** BEGIN Dataset extract **

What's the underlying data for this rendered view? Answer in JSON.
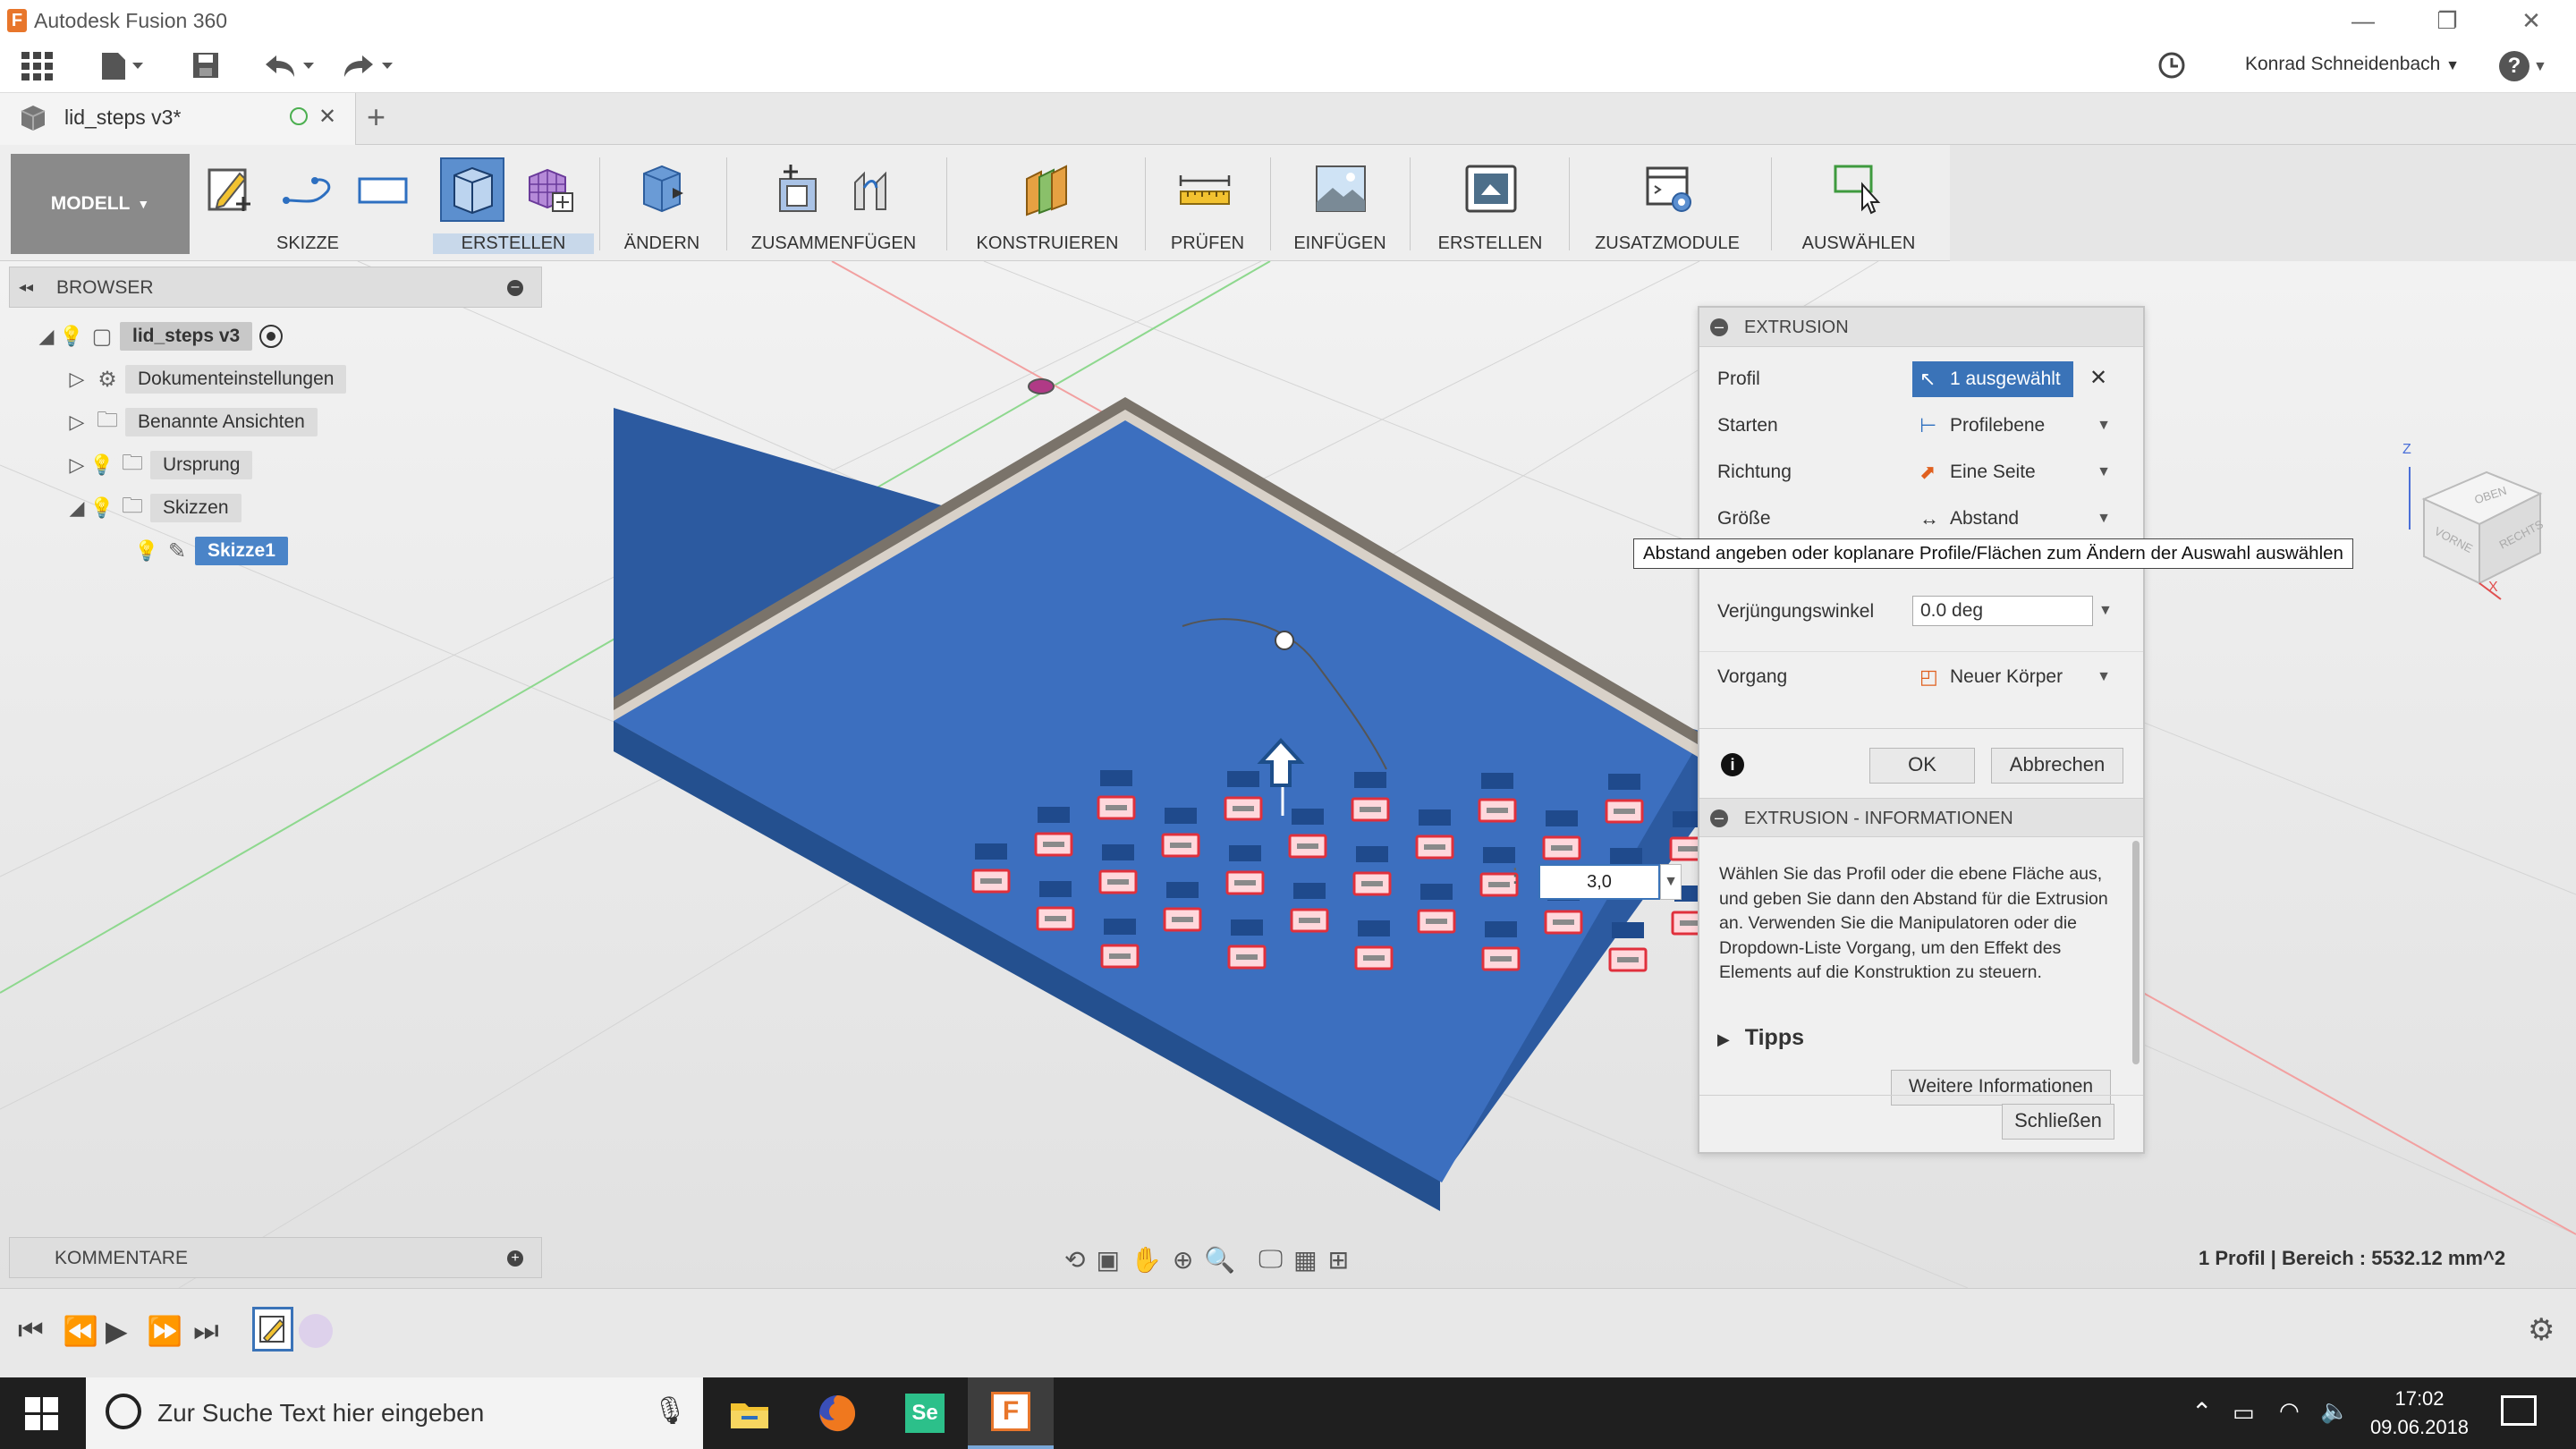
{
  "window": {
    "app_title": "Autodesk Fusion 360",
    "app_logo": "F",
    "minimize_glyph": "—",
    "restore_glyph": "❐",
    "close_glyph": "✕"
  },
  "app_toolbar": {
    "user_name": "Konrad Schneidenbach",
    "dropdown_glyph": "▼",
    "help_glyph": "?"
  },
  "tabs": {
    "doc_name": "lid_steps v3*",
    "close_glyph": "✕",
    "new_tab_glyph": "+"
  },
  "ribbon": {
    "workspace": "MODELL",
    "groups": [
      {
        "label": "SKIZZE"
      },
      {
        "label": "ERSTELLEN"
      },
      {
        "label": "ÄNDERN"
      },
      {
        "label": "ZUSAMMENFÜGEN"
      },
      {
        "label": "KONSTRUIEREN"
      },
      {
        "label": "PRÜFEN"
      },
      {
        "label": "EINFÜGEN"
      },
      {
        "label": "ERSTELLEN"
      },
      {
        "label": "ZUSATZMODULE"
      },
      {
        "label": "AUSWÄHLEN"
      }
    ]
  },
  "browser": {
    "title": "BROWSER",
    "collapse_glyph": "◂◂",
    "items": [
      {
        "label": "lid_steps v3"
      },
      {
        "label": "Dokumenteinstellungen"
      },
      {
        "label": "Benannte Ansichten"
      },
      {
        "label": "Ursprung"
      },
      {
        "label": "Skizzen"
      },
      {
        "label": "Skizze1"
      }
    ]
  },
  "comments": {
    "title": "KOMMENTARE"
  },
  "extrude_dialog": {
    "title": "EXTRUSION",
    "rows": [
      {
        "key": "Profil",
        "value": "1 ausgewählt"
      },
      {
        "key": "Starten",
        "value": "Profilebene"
      },
      {
        "key": "Richtung",
        "value": "Eine Seite"
      },
      {
        "key": "Größe",
        "value": "Abstand"
      },
      {
        "key": "Verjüngungswinkel",
        "value": "0.0 deg"
      },
      {
        "key": "Vorgang",
        "value": "Neuer Körper"
      }
    ],
    "ok_label": "OK",
    "cancel_label": "Abbrechen",
    "info_title": "EXTRUSION - INFORMATIONEN",
    "info_text": "Wählen Sie das Profil oder die ebene Fläche aus, und geben Sie dann den Abstand für die Extrusion an. Verwenden Sie die Manipulatoren oder die Dropdown-Liste Vorgang, um den Effekt des Elements auf die Konstruktion zu steuern.",
    "tips_label": "Tipps",
    "more_info_label": "Weitere Informationen",
    "close_label": "Schließen"
  },
  "tooltip": "Abstand angeben oder koplanare Profile/Flächen zum Ändern der Auswahl auswählen",
  "dimension_input": "3,0",
  "status_text": "1 Profil | Bereich : 5532.12 mm^2",
  "viewcube": {
    "top": "OBEN",
    "front": "VORNE",
    "right": "RECHTS",
    "axis_x": "X",
    "axis_z": "Z"
  },
  "taskbar": {
    "search_placeholder": "Zur Suche Text hier eingeben",
    "time": "17:02",
    "date": "09.06.2018",
    "se_app": "Se",
    "fusion_app": "F"
  },
  "colors": {
    "accent": "#3a73b8",
    "plate": "#3c6fbf",
    "fusion_orange": "#e8762b"
  }
}
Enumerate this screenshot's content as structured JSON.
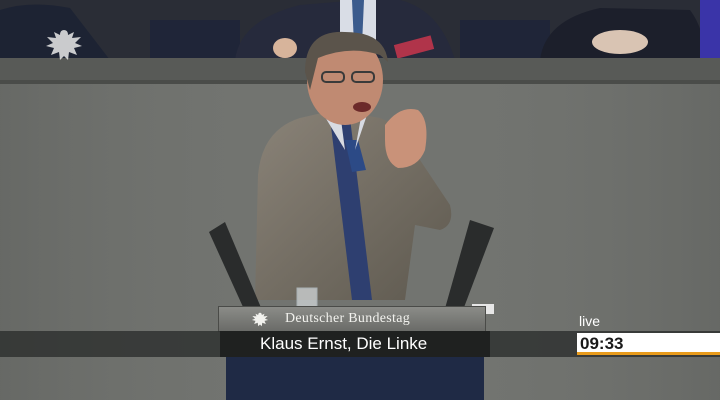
{
  "broadcast": {
    "institution": "Deutscher Bundestag",
    "speaker_caption": "Klaus Ernst, Die Linke",
    "live_label": "live",
    "clock": "09:33",
    "accent_color": "#e89b1c"
  },
  "icons": {
    "corner_logo": "federal-eagle-icon",
    "plate_logo": "federal-eagle-icon"
  }
}
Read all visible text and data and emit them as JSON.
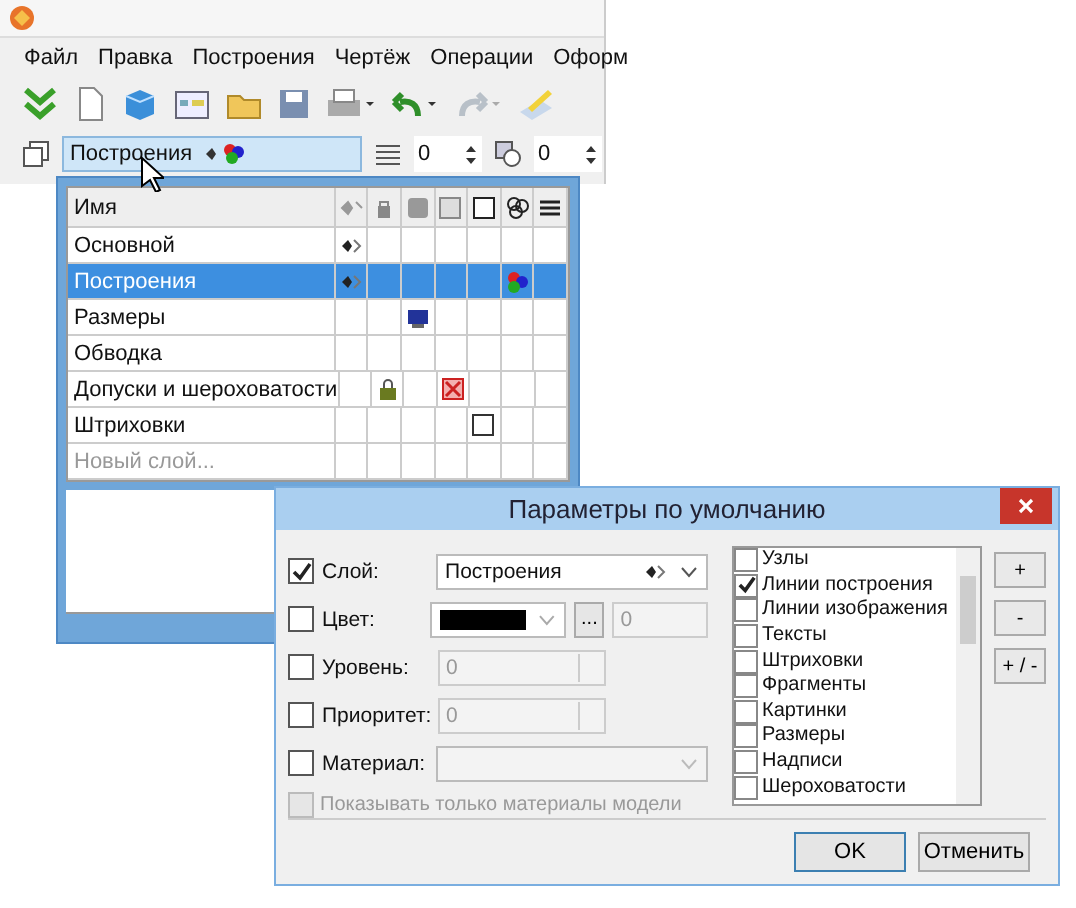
{
  "menu": [
    "Файл",
    "Правка",
    "Построения",
    "Чертёж",
    "Операции",
    "Оформ"
  ],
  "layer_bar": {
    "layer": "Построения",
    "level": "0",
    "priority": "0"
  },
  "layers_table": {
    "columns": [
      "Имя"
    ],
    "rows": [
      {
        "name": "Основной",
        "selected": false,
        "kind": "layer",
        "cells": [
          {
            "kind": "arrows"
          },
          {
            "kind": "empty"
          },
          {
            "kind": "empty"
          },
          {
            "kind": "empty"
          },
          {
            "kind": "empty"
          },
          {
            "kind": "empty"
          },
          {
            "kind": "empty"
          }
        ]
      },
      {
        "name": "Построения",
        "selected": true,
        "kind": "layer",
        "cells": [
          {
            "kind": "arrows"
          },
          {
            "kind": "empty"
          },
          {
            "kind": "empty"
          },
          {
            "kind": "empty"
          },
          {
            "kind": "empty"
          },
          {
            "kind": "colors"
          },
          {
            "kind": "empty"
          }
        ]
      },
      {
        "name": "Размеры",
        "selected": false,
        "kind": "layer",
        "cells": [
          {
            "kind": "empty"
          },
          {
            "kind": "empty"
          },
          {
            "kind": "monitor"
          },
          {
            "kind": "empty"
          },
          {
            "kind": "empty"
          },
          {
            "kind": "empty"
          },
          {
            "kind": "empty"
          }
        ]
      },
      {
        "name": "Обводка",
        "selected": false,
        "kind": "layer",
        "cells": [
          {
            "kind": "empty"
          },
          {
            "kind": "empty"
          },
          {
            "kind": "empty"
          },
          {
            "kind": "empty"
          },
          {
            "kind": "empty"
          },
          {
            "kind": "empty"
          },
          {
            "kind": "empty"
          }
        ]
      },
      {
        "name": "Допуски и шероховатости",
        "selected": false,
        "kind": "layer",
        "cells": [
          {
            "kind": "empty"
          },
          {
            "kind": "lock"
          },
          {
            "kind": "empty"
          },
          {
            "kind": "cross"
          },
          {
            "kind": "empty"
          },
          {
            "kind": "empty"
          },
          {
            "kind": "empty"
          }
        ]
      },
      {
        "name": "Штриховки",
        "selected": false,
        "kind": "layer",
        "cells": [
          {
            "kind": "empty"
          },
          {
            "kind": "empty"
          },
          {
            "kind": "empty"
          },
          {
            "kind": "empty"
          },
          {
            "kind": "square"
          },
          {
            "kind": "empty"
          },
          {
            "kind": "empty"
          }
        ]
      },
      {
        "name": "Новый слой...",
        "selected": false,
        "kind": "new",
        "cells": [
          {
            "kind": "empty"
          },
          {
            "kind": "empty"
          },
          {
            "kind": "empty"
          },
          {
            "kind": "empty"
          },
          {
            "kind": "empty"
          },
          {
            "kind": "empty"
          },
          {
            "kind": "empty"
          }
        ]
      }
    ]
  },
  "dialog": {
    "title": "Параметры по умолчанию",
    "fields": [
      {
        "kind": "layer",
        "label": "Слой:",
        "checked": true,
        "value": "Построения"
      },
      {
        "kind": "color",
        "label": "Цвет:",
        "checked": false,
        "button": "...",
        "value": "0"
      },
      {
        "kind": "spin",
        "label": "Уровень:",
        "checked": false,
        "value": "0"
      },
      {
        "kind": "spin",
        "label": "Приоритет:",
        "checked": false,
        "value": "0"
      },
      {
        "kind": "combo",
        "label": "Материал:",
        "checked": false
      }
    ],
    "model_only": {
      "label": "Показывать только материалы модели",
      "checked": false,
      "disabled": true
    },
    "object_types": [
      {
        "label": "Узлы",
        "checked": false
      },
      {
        "label": "Линии построения",
        "checked": true
      },
      {
        "label": "Линии изображения",
        "checked": false
      },
      {
        "label": "Тексты",
        "checked": false
      },
      {
        "label": "Штриховки",
        "checked": false
      },
      {
        "label": "Фрагменты",
        "checked": false
      },
      {
        "label": "Картинки",
        "checked": false
      },
      {
        "label": "Размеры",
        "checked": false
      },
      {
        "label": "Надписи",
        "checked": false
      },
      {
        "label": "Шероховатости",
        "checked": false
      }
    ],
    "side_buttons": [
      "+",
      "-",
      "+ / -"
    ],
    "buttons": [
      "OK",
      "Отменить"
    ]
  }
}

** END Dataset extract **

Can you repeat every record above exactly, apart from the pictures?

What's the underlying data for this rendered view? Answer in JSON.
{
  "window": {
    "app_title": "Autodesk Fusion 360",
    "app_logo": "F",
    "minimize_glyph": "—",
    "restore_glyph": "❐",
    "close_glyph": "✕"
  },
  "app_toolbar": {
    "user_name": "Konrad Schneidenbach",
    "dropdown_glyph": "▼",
    "help_glyph": "?"
  },
  "tabs": {
    "doc_name": "lid_steps v3*",
    "close_glyph": "✕",
    "new_tab_glyph": "+"
  },
  "ribbon": {
    "workspace": "MODELL",
    "groups": [
      {
        "label": "SKIZZE"
      },
      {
        "label": "ERSTELLEN"
      },
      {
        "label": "ÄNDERN"
      },
      {
        "label": "ZUSAMMENFÜGEN"
      },
      {
        "label": "KONSTRUIEREN"
      },
      {
        "label": "PRÜFEN"
      },
      {
        "label": "EINFÜGEN"
      },
      {
        "label": "ERSTELLEN"
      },
      {
        "label": "ZUSATZMODULE"
      },
      {
        "label": "AUSWÄHLEN"
      }
    ]
  },
  "browser": {
    "title": "BROWSER",
    "collapse_glyph": "◂◂",
    "items": [
      {
        "label": "lid_steps v3"
      },
      {
        "label": "Dokumenteinstellungen"
      },
      {
        "label": "Benannte Ansichten"
      },
      {
        "label": "Ursprung"
      },
      {
        "label": "Skizzen"
      },
      {
        "label": "Skizze1"
      }
    ]
  },
  "comments": {
    "title": "KOMMENTARE"
  },
  "extrude_dialog": {
    "title": "EXTRUSION",
    "rows": [
      {
        "key": "Profil",
        "value": "1 ausgewählt"
      },
      {
        "key": "Starten",
        "value": "Profilebene"
      },
      {
        "key": "Richtung",
        "value": "Eine Seite"
      },
      {
        "key": "Größe",
        "value": "Abstand"
      },
      {
        "key": "Verjüngungswinkel",
        "value": "0.0 deg"
      },
      {
        "key": "Vorgang",
        "value": "Neuer Körper"
      }
    ],
    "ok_label": "OK",
    "cancel_label": "Abbrechen",
    "info_title": "EXTRUSION - INFORMATIONEN",
    "info_text": "Wählen Sie das Profil oder die ebene Fläche aus, und geben Sie dann den Abstand für die Extrusion an. Verwenden Sie die Manipulatoren oder die Dropdown-Liste Vorgang, um den Effekt des Elements auf die Konstruktion zu steuern.",
    "tips_label": "Tipps",
    "more_info_label": "Weitere Informationen",
    "close_label": "Schließen"
  },
  "tooltip": "Abstand angeben oder koplanare Profile/Flächen zum Ändern der Auswahl auswählen",
  "dimension_input": "3,0",
  "status_text": "1 Profil | Bereich : 5532.12 mm^2",
  "viewcube": {
    "top": "OBEN",
    "front": "VORNE",
    "right": "RECHTS",
    "axis_x": "X",
    "axis_z": "Z"
  },
  "taskbar": {
    "search_placeholder": "Zur Suche Text hier eingeben",
    "time": "17:02",
    "date": "09.06.2018",
    "se_app": "Se",
    "fusion_app": "F"
  },
  "colors": {
    "accent": "#3a73b8",
    "plate": "#3c6fbf",
    "fusion_orange": "#e8762b"
  }
}
Enumerate this screenshot's content as structured JSON.
{
  "broadcast": {
    "institution": "Deutscher Bundestag",
    "speaker_caption": "Klaus Ernst, Die Linke",
    "live_label": "live",
    "clock": "09:33",
    "accent_color": "#e89b1c"
  },
  "icons": {
    "corner_logo": "federal-eagle-icon",
    "plate_logo": "federal-eagle-icon"
  }
}
Read all visible text and data and emit them as JSON.
{
  "menu": [
    "Файл",
    "Правка",
    "Построения",
    "Чертёж",
    "Операции",
    "Оформ"
  ],
  "layer_bar": {
    "layer": "Построения",
    "level": "0",
    "priority": "0"
  },
  "layers_table": {
    "columns": [
      "Имя"
    ],
    "rows": [
      {
        "name": "Основной",
        "selected": false,
        "kind": "layer",
        "cells": [
          {
            "kind": "arrows"
          },
          {
            "kind": "empty"
          },
          {
            "kind": "empty"
          },
          {
            "kind": "empty"
          },
          {
            "kind": "empty"
          },
          {
            "kind": "empty"
          },
          {
            "kind": "empty"
          }
        ]
      },
      {
        "name": "Построения",
        "selected": true,
        "kind": "layer",
        "cells": [
          {
            "kind": "arrows"
          },
          {
            "kind": "empty"
          },
          {
            "kind": "empty"
          },
          {
            "kind": "empty"
          },
          {
            "kind": "empty"
          },
          {
            "kind": "colors"
          },
          {
            "kind": "empty"
          }
        ]
      },
      {
        "name": "Размеры",
        "selected": false,
        "kind": "layer",
        "cells": [
          {
            "kind": "empty"
          },
          {
            "kind": "empty"
          },
          {
            "kind": "monitor"
          },
          {
            "kind": "empty"
          },
          {
            "kind": "empty"
          },
          {
            "kind": "empty"
          },
          {
            "kind": "empty"
          }
        ]
      },
      {
        "name": "Обводка",
        "selected": false,
        "kind": "layer",
        "cells": [
          {
            "kind": "empty"
          },
          {
            "kind": "empty"
          },
          {
            "kind": "empty"
          },
          {
            "kind": "empty"
          },
          {
            "kind": "empty"
          },
          {
            "kind": "empty"
          },
          {
            "kind": "empty"
          }
        ]
      },
      {
        "name": "Допуски и шероховатости",
        "selected": false,
        "kind": "layer",
        "cells": [
          {
            "kind": "empty"
          },
          {
            "kind": "lock"
          },
          {
            "kind": "empty"
          },
          {
            "kind": "cross"
          },
          {
            "kind": "empty"
          },
          {
            "kind": "empty"
          },
          {
            "kind": "empty"
          }
        ]
      },
      {
        "name": "Штриховки",
        "selected": false,
        "kind": "layer",
        "cells": [
          {
            "kind": "empty"
          },
          {
            "kind": "empty"
          },
          {
            "kind": "empty"
          },
          {
            "kind": "empty"
          },
          {
            "kind": "square"
          },
          {
            "kind": "empty"
          },
          {
            "kind": "empty"
          }
        ]
      },
      {
        "name": "Новый слой...",
        "selected": false,
        "kind": "new",
        "cells": [
          {
            "kind": "empty"
          },
          {
            "kind": "empty"
          },
          {
            "kind": "empty"
          },
          {
            "kind": "empty"
          },
          {
            "kind": "empty"
          },
          {
            "kind": "empty"
          },
          {
            "kind": "empty"
          }
        ]
      }
    ]
  },
  "dialog": {
    "title": "Параметры по умолчанию",
    "fields": [
      {
        "kind": "layer",
        "label": "Слой:",
        "checked": true,
        "value": "Построения"
      },
      {
        "kind": "color",
        "label": "Цвет:",
        "checked": false,
        "button": "...",
        "value": "0"
      },
      {
        "kind": "spin",
        "label": "Уровень:",
        "checked": false,
        "value": "0"
      },
      {
        "kind": "spin",
        "label": "Приоритет:",
        "checked": false,
        "value": "0"
      },
      {
        "kind": "combo",
        "label": "Материал:",
        "checked": false
      }
    ],
    "model_only": {
      "label": "Показывать только материалы модели",
      "checked": false,
      "disabled": true
    },
    "object_types": [
      {
        "label": "Узлы",
        "checked": false
      },
      {
        "label": "Линии построения",
        "checked": true
      },
      {
        "label": "Линии изображения",
        "checked": false
      },
      {
        "label": "Тексты",
        "checked": false
      },
      {
        "label": "Штриховки",
        "checked": false
      },
      {
        "label": "Фрагменты",
        "checked": false
      },
      {
        "label": "Картинки",
        "checked": false
      },
      {
        "label": "Размеры",
        "checked": false
      },
      {
        "label": "Надписи",
        "checked": false
      },
      {
        "label": "Шероховатости",
        "checked": false
      }
    ],
    "side_buttons": [
      "+",
      "-",
      "+ / -"
    ],
    "buttons": [
      "OK",
      "Отменить"
    ]
  }
}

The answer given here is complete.